### Work to complete
What is the number of lines in the entries that include the word "peak"? Respond with the number only.

### Data for the task
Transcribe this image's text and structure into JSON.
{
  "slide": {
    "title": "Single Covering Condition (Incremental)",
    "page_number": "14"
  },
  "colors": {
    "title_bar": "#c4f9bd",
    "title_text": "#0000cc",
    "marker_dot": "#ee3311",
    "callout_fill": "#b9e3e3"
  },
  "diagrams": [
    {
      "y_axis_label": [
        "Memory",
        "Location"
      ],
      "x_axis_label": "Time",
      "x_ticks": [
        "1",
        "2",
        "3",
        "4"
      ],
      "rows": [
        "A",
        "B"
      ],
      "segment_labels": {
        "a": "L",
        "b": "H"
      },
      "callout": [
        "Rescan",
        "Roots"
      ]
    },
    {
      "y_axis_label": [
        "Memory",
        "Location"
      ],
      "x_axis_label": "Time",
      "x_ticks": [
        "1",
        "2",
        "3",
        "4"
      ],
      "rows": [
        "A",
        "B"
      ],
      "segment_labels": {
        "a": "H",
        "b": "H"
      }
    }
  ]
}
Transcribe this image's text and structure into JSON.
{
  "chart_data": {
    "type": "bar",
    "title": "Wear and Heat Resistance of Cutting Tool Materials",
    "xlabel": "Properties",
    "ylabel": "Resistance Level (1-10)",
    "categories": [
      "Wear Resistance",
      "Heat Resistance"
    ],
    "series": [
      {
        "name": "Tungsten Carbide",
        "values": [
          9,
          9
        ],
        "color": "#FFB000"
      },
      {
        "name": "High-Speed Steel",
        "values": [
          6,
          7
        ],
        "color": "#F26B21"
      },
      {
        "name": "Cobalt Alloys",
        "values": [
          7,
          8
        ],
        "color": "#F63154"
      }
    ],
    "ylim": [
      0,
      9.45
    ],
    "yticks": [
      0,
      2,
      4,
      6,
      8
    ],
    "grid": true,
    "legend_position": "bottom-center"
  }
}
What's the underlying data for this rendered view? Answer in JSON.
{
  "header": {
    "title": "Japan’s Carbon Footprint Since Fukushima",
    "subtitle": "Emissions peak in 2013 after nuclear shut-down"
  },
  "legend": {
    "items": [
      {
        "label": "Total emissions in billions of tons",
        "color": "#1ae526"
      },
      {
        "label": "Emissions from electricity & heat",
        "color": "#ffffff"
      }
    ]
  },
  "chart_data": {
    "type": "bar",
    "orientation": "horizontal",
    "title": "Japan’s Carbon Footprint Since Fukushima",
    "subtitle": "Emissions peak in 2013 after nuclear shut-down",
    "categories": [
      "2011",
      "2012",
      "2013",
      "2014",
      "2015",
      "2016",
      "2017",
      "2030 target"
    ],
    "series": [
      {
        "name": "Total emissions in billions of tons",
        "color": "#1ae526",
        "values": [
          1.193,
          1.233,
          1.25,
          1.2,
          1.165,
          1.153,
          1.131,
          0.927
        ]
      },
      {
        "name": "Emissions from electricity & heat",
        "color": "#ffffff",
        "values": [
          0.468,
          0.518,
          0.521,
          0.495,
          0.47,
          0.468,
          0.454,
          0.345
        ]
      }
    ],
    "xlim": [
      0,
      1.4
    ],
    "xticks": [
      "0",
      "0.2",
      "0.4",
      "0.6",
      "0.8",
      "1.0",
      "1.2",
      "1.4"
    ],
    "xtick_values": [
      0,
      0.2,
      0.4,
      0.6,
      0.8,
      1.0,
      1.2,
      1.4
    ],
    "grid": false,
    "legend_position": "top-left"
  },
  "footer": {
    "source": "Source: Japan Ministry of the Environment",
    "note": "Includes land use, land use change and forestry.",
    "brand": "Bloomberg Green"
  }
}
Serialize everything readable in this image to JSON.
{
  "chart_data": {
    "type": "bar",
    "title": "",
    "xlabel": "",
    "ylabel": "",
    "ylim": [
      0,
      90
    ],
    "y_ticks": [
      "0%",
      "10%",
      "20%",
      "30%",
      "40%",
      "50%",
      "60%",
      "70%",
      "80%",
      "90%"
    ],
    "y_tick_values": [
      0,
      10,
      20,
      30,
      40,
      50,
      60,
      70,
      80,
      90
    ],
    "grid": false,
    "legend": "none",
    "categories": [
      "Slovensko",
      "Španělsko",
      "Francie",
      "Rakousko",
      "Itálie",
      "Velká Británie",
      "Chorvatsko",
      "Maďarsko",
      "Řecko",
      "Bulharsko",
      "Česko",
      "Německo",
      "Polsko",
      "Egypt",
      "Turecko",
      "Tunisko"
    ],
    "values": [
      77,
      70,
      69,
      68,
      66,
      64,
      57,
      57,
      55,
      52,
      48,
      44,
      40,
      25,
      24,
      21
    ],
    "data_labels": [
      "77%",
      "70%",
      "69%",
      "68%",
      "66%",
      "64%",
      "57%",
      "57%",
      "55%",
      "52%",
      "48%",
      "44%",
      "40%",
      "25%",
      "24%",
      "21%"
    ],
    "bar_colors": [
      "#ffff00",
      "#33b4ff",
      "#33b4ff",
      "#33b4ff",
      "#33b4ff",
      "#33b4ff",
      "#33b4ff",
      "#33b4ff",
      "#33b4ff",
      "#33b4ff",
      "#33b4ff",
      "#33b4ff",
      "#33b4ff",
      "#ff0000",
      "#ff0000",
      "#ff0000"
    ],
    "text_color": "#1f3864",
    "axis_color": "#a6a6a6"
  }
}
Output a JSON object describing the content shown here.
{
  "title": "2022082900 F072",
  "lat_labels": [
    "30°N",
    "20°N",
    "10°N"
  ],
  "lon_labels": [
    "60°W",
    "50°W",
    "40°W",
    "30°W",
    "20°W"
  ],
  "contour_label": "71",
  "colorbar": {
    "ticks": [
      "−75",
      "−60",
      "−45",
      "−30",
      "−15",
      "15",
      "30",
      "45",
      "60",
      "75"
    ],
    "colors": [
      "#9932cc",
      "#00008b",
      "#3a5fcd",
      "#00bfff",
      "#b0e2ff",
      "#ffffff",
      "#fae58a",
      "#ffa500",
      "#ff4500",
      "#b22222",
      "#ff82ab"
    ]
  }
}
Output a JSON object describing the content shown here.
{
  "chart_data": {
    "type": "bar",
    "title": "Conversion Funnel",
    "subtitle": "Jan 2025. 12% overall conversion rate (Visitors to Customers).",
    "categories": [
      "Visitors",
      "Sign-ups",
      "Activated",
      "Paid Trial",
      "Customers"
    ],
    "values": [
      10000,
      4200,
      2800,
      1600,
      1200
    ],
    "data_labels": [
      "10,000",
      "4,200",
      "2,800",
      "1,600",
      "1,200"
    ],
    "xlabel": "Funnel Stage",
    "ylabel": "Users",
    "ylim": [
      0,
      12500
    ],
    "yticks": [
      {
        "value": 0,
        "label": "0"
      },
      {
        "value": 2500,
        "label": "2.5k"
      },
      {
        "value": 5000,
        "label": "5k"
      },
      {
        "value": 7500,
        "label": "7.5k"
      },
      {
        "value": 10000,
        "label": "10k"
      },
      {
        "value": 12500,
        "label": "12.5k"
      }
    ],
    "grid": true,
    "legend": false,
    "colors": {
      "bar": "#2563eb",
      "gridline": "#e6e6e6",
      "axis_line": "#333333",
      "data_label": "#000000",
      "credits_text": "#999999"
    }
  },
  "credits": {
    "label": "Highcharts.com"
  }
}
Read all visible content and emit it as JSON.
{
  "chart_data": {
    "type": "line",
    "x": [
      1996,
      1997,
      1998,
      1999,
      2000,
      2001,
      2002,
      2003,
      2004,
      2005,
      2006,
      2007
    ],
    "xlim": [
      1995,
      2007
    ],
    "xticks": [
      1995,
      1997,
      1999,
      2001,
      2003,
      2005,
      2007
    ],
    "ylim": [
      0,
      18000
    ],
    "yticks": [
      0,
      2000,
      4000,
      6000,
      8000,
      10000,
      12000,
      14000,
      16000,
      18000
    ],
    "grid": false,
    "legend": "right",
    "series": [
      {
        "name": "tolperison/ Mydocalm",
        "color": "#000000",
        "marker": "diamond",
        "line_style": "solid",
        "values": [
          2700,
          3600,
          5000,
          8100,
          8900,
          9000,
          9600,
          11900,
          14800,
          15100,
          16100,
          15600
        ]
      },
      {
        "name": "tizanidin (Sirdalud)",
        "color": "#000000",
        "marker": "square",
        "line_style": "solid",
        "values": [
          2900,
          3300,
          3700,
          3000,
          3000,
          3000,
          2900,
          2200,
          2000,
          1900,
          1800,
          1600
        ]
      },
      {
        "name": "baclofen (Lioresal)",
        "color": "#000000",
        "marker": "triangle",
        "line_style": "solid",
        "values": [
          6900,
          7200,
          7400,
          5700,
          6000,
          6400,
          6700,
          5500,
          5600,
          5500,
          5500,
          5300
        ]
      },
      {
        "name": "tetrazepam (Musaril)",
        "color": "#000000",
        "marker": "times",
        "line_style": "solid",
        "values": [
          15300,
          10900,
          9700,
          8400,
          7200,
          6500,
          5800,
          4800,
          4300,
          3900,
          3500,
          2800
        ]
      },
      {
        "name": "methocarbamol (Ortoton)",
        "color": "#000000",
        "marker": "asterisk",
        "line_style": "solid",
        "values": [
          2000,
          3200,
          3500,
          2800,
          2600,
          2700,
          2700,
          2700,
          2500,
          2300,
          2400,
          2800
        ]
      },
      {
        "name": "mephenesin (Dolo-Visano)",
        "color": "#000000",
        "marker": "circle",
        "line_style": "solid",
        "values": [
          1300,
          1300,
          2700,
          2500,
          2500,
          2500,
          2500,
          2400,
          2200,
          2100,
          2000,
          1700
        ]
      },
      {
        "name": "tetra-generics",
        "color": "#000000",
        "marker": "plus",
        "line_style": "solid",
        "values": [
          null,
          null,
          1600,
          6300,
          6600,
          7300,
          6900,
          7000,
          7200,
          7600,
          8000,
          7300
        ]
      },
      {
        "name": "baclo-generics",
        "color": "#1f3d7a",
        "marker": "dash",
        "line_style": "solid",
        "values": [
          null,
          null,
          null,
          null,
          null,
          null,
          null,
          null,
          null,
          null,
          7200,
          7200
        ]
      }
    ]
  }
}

### Response to this task
2